■ Problem to solve
Identify the lines in the data below that contain "Посадки" and give only how many there are.

■ Given data
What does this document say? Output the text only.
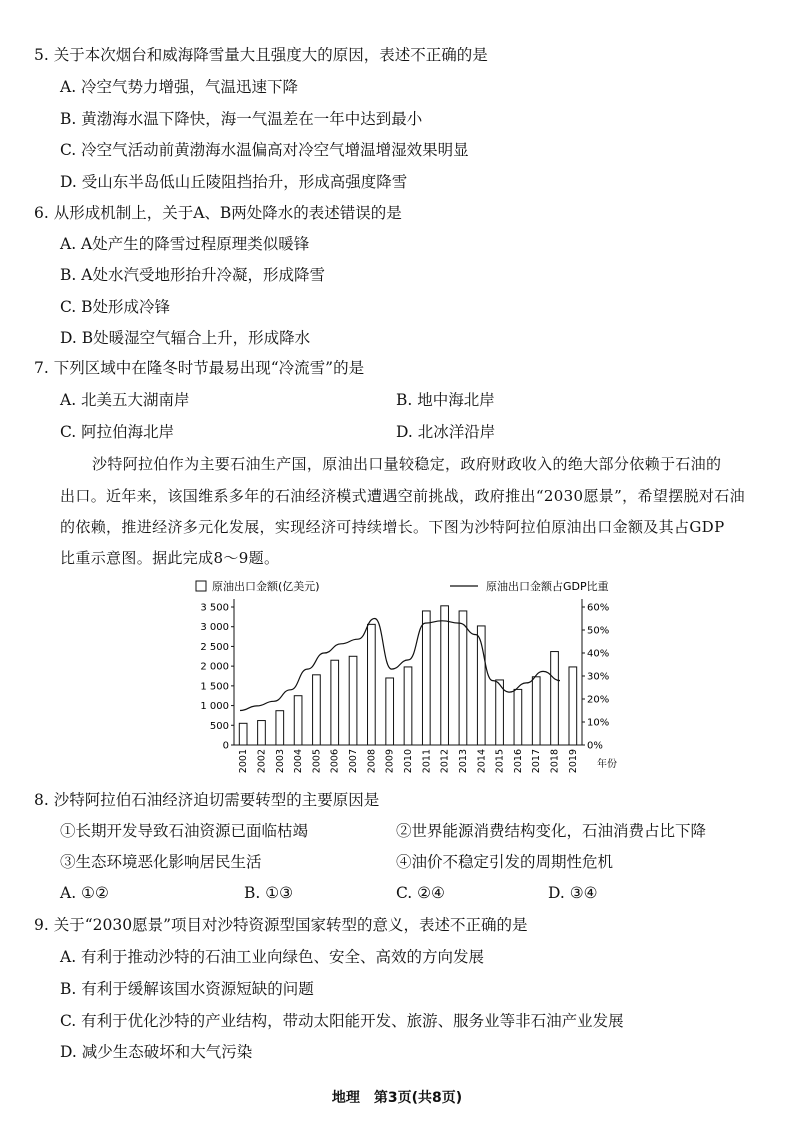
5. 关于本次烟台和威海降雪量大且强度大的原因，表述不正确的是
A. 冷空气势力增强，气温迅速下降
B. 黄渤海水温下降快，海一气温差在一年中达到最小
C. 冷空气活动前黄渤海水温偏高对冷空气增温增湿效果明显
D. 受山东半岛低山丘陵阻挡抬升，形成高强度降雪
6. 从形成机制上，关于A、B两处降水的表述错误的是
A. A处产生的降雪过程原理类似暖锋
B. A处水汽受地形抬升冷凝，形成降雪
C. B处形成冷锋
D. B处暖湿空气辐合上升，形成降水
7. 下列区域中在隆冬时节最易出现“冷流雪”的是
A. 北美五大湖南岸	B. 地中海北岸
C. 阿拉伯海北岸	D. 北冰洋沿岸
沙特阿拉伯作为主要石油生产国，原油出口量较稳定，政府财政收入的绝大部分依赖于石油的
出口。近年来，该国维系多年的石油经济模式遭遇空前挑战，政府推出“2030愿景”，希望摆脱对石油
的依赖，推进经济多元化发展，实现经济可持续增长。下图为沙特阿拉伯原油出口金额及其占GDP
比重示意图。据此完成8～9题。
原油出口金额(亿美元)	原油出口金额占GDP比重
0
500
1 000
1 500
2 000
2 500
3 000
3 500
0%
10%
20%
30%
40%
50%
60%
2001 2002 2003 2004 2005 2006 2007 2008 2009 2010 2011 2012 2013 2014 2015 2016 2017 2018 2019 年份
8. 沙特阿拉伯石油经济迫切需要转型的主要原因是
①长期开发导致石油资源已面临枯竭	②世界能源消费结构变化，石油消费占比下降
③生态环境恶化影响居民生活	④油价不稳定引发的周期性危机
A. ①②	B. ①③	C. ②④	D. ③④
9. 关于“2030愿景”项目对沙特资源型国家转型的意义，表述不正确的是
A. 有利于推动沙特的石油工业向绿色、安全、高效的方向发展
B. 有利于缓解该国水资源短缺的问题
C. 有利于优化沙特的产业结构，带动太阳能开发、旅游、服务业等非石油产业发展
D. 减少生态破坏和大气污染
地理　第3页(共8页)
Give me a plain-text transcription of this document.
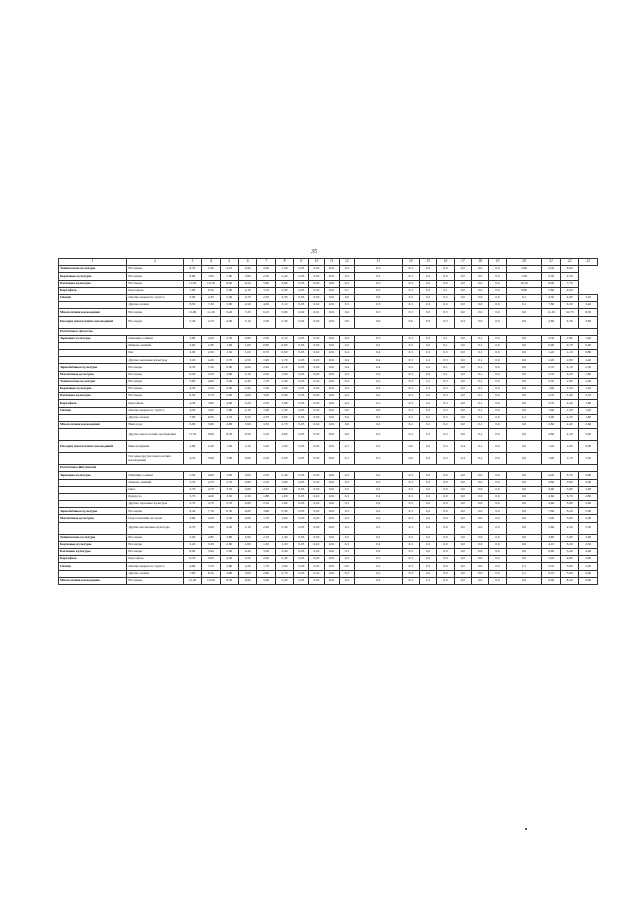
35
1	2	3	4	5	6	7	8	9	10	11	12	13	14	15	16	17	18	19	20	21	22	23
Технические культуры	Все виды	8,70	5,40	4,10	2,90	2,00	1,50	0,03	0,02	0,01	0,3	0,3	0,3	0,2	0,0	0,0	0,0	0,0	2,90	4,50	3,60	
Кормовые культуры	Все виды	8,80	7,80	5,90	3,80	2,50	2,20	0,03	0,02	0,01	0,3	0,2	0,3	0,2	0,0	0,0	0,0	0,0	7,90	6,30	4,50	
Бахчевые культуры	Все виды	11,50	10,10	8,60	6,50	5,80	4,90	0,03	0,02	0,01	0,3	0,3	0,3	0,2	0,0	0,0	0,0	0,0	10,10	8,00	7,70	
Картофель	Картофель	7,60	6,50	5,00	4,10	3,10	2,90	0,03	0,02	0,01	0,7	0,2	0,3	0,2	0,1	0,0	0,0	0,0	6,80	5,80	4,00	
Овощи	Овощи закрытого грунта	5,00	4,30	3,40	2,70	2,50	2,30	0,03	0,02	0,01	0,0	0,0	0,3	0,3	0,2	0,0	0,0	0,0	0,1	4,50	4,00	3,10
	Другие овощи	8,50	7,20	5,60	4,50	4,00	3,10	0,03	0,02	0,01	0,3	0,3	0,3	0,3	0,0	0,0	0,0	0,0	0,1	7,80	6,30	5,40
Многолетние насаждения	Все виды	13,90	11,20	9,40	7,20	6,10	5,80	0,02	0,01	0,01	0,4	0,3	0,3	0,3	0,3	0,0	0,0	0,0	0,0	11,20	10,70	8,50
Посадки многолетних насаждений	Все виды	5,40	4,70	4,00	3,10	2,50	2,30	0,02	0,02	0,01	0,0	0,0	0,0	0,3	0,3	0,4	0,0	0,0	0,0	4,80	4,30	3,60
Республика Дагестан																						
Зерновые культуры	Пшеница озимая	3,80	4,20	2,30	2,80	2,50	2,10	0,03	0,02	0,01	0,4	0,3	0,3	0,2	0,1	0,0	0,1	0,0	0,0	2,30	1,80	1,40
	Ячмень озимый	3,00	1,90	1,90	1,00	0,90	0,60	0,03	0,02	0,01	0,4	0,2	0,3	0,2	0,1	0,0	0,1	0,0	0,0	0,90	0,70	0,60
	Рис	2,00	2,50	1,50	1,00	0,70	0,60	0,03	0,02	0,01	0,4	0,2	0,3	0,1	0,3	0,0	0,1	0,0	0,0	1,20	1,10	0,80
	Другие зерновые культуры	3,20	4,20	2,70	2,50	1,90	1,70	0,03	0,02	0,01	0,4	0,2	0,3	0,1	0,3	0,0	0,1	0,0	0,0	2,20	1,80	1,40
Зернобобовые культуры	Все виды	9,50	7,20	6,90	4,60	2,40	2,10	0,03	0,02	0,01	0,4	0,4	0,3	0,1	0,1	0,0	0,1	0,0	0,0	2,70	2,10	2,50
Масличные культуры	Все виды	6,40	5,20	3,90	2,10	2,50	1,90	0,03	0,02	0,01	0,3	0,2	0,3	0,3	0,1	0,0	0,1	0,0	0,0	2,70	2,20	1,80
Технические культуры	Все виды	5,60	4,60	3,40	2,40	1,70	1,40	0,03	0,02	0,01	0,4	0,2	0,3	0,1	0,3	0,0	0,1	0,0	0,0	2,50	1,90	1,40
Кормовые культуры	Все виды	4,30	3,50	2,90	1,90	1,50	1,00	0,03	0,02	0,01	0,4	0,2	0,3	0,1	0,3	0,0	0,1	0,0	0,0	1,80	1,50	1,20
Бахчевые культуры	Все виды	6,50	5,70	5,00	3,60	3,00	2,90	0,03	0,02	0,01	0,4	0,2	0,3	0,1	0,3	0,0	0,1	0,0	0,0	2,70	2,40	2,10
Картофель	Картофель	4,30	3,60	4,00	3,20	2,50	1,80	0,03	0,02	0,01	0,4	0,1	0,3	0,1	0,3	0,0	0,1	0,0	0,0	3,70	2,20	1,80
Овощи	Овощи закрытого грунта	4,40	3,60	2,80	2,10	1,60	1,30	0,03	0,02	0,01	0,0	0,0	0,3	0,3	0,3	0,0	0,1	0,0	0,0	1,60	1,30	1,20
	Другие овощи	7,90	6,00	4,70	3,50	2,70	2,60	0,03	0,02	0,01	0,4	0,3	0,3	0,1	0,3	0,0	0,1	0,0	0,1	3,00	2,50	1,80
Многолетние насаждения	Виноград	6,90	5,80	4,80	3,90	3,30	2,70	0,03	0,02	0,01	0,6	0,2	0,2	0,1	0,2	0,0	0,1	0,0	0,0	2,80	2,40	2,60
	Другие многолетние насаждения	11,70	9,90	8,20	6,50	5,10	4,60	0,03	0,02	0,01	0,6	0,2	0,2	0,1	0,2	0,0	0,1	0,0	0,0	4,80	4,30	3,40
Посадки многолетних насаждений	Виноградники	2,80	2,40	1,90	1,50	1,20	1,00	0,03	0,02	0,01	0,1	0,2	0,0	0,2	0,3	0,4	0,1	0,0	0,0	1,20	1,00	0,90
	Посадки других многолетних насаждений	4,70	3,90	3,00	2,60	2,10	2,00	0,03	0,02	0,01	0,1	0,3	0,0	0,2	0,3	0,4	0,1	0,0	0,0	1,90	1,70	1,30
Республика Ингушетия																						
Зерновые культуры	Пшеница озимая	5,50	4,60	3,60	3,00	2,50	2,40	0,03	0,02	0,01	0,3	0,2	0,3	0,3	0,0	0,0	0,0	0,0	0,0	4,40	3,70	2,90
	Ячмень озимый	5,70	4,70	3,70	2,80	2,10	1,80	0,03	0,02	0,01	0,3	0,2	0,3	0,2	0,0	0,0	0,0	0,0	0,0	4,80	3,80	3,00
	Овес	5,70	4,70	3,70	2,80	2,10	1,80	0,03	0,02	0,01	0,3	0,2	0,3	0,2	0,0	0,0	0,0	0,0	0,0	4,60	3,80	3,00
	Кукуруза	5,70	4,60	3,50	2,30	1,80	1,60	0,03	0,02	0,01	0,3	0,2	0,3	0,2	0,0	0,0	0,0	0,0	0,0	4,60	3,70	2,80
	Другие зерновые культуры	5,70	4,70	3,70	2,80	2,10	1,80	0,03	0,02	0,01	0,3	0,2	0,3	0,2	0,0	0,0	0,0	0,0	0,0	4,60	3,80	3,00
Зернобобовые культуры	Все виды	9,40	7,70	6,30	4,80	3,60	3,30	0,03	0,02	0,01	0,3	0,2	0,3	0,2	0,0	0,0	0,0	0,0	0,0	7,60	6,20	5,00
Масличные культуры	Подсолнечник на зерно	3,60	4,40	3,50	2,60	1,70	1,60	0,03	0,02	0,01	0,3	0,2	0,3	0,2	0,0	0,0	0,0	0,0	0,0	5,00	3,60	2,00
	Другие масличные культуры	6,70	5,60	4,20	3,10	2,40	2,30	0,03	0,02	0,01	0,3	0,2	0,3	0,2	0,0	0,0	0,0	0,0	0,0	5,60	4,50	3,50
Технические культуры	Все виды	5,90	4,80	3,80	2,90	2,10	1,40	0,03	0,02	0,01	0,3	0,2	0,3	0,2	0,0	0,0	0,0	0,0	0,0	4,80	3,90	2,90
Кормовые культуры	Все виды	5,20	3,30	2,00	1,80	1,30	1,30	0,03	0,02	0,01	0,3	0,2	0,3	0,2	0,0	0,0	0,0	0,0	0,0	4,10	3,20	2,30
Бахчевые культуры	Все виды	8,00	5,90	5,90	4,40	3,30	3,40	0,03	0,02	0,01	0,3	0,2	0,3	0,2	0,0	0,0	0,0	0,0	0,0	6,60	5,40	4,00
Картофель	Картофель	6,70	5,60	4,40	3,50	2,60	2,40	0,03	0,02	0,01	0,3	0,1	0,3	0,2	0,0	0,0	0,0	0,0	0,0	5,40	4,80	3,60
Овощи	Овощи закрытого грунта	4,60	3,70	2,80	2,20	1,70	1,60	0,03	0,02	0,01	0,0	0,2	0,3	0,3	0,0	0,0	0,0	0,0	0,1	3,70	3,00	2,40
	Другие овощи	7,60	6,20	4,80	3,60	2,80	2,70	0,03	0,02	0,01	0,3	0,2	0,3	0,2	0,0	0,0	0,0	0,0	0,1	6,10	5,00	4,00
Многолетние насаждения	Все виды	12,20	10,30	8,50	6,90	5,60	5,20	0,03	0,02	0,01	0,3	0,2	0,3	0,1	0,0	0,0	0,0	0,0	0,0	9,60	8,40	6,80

■ Solution for this task
3